### [Short exercise]
From the listing below, select every line where the word "JSON" appears.

### [Dataset items]
◇ ◇ ◇ ◇ ◇ ◇ ◇
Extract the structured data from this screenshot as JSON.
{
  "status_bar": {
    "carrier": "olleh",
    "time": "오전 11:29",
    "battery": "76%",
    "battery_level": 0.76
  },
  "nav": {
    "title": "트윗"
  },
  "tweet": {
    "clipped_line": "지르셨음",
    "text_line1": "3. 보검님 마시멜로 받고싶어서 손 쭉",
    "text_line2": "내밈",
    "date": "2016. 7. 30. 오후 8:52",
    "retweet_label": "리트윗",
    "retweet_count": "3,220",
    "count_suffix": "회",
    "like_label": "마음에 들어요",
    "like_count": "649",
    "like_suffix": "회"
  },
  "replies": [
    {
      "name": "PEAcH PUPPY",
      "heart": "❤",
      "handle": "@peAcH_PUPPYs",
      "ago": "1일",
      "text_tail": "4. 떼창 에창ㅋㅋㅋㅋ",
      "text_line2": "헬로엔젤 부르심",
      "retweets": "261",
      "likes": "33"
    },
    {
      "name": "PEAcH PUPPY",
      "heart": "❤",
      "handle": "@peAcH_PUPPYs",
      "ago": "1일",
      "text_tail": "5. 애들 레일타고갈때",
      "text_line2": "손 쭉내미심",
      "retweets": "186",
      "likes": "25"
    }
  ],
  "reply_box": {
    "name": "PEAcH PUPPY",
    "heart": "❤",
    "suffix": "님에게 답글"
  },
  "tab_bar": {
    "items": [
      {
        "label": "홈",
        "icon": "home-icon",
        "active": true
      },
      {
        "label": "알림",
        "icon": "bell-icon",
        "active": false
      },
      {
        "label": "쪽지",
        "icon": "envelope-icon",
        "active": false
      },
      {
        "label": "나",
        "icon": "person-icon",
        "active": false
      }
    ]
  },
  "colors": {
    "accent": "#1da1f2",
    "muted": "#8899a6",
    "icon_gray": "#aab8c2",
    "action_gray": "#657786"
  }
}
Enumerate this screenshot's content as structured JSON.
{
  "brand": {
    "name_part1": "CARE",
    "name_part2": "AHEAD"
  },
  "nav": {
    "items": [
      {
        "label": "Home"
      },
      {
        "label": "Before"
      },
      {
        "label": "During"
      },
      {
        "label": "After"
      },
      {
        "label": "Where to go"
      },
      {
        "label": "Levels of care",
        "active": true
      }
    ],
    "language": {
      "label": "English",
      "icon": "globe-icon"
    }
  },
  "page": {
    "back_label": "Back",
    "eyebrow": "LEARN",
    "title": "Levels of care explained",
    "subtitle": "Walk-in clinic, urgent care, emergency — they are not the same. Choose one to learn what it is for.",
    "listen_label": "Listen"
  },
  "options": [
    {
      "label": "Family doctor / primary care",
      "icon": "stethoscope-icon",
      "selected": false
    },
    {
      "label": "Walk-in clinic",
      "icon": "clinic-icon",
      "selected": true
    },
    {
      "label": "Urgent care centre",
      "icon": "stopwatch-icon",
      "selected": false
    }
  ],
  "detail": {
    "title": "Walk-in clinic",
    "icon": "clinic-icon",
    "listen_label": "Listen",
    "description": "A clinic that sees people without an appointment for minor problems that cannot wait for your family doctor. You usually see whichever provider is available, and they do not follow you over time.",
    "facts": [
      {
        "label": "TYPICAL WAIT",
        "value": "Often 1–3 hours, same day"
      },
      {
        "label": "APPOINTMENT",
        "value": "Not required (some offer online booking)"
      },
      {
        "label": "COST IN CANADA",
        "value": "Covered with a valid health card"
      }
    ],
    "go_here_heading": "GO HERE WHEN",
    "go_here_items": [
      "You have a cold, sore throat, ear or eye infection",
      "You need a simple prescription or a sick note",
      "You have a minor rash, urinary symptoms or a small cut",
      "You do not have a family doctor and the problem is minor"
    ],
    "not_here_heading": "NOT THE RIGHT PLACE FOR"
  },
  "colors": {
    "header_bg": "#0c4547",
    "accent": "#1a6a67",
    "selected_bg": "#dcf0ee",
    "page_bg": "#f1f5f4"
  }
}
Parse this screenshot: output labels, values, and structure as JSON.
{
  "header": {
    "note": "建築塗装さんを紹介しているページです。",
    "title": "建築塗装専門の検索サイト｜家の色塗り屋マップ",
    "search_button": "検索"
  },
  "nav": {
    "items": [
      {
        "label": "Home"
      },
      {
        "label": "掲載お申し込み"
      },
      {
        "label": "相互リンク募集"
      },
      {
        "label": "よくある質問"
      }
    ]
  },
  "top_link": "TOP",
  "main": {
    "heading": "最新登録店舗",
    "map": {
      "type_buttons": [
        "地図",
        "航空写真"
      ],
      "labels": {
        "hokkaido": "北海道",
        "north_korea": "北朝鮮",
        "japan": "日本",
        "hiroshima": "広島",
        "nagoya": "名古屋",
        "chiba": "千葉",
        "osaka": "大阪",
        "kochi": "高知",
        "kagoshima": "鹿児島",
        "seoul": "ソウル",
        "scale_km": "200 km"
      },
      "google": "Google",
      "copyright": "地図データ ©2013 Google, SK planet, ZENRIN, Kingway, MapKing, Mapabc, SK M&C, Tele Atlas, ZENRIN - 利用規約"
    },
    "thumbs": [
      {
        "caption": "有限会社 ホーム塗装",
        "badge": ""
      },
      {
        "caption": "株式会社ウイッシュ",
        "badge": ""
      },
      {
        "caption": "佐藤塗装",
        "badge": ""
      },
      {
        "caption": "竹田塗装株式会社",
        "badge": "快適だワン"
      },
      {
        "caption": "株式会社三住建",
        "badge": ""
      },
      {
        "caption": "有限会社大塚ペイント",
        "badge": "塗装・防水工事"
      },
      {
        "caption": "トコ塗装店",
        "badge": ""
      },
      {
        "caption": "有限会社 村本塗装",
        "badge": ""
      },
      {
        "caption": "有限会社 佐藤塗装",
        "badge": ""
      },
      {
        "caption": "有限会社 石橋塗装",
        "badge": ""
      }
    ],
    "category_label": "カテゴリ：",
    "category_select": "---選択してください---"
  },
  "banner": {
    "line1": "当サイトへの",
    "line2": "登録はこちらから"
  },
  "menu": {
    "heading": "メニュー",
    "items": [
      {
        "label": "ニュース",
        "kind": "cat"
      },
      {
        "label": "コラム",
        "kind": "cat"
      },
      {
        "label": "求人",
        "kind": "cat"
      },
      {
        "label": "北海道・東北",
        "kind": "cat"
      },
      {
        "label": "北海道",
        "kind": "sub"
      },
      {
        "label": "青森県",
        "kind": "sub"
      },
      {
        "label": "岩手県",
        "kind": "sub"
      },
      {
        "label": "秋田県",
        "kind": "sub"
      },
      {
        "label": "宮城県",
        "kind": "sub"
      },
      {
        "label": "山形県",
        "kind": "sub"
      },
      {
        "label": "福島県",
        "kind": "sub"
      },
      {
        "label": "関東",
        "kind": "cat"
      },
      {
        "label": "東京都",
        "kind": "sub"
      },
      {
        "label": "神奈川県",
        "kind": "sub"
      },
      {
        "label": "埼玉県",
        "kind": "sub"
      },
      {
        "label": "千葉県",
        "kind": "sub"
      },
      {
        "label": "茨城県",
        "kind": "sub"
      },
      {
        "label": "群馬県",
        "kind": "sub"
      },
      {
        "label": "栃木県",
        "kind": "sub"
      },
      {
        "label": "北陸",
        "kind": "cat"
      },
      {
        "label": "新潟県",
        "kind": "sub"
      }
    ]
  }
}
◇ ◇ ◇ ◇ ◇ ◇ ◇
### [Finished answer]
Extract the structured data from this screenshot as JSON.
Enumerate this screenshot's content as structured JSON.
Parse this screenshot: output labels, values, and structure as JSON.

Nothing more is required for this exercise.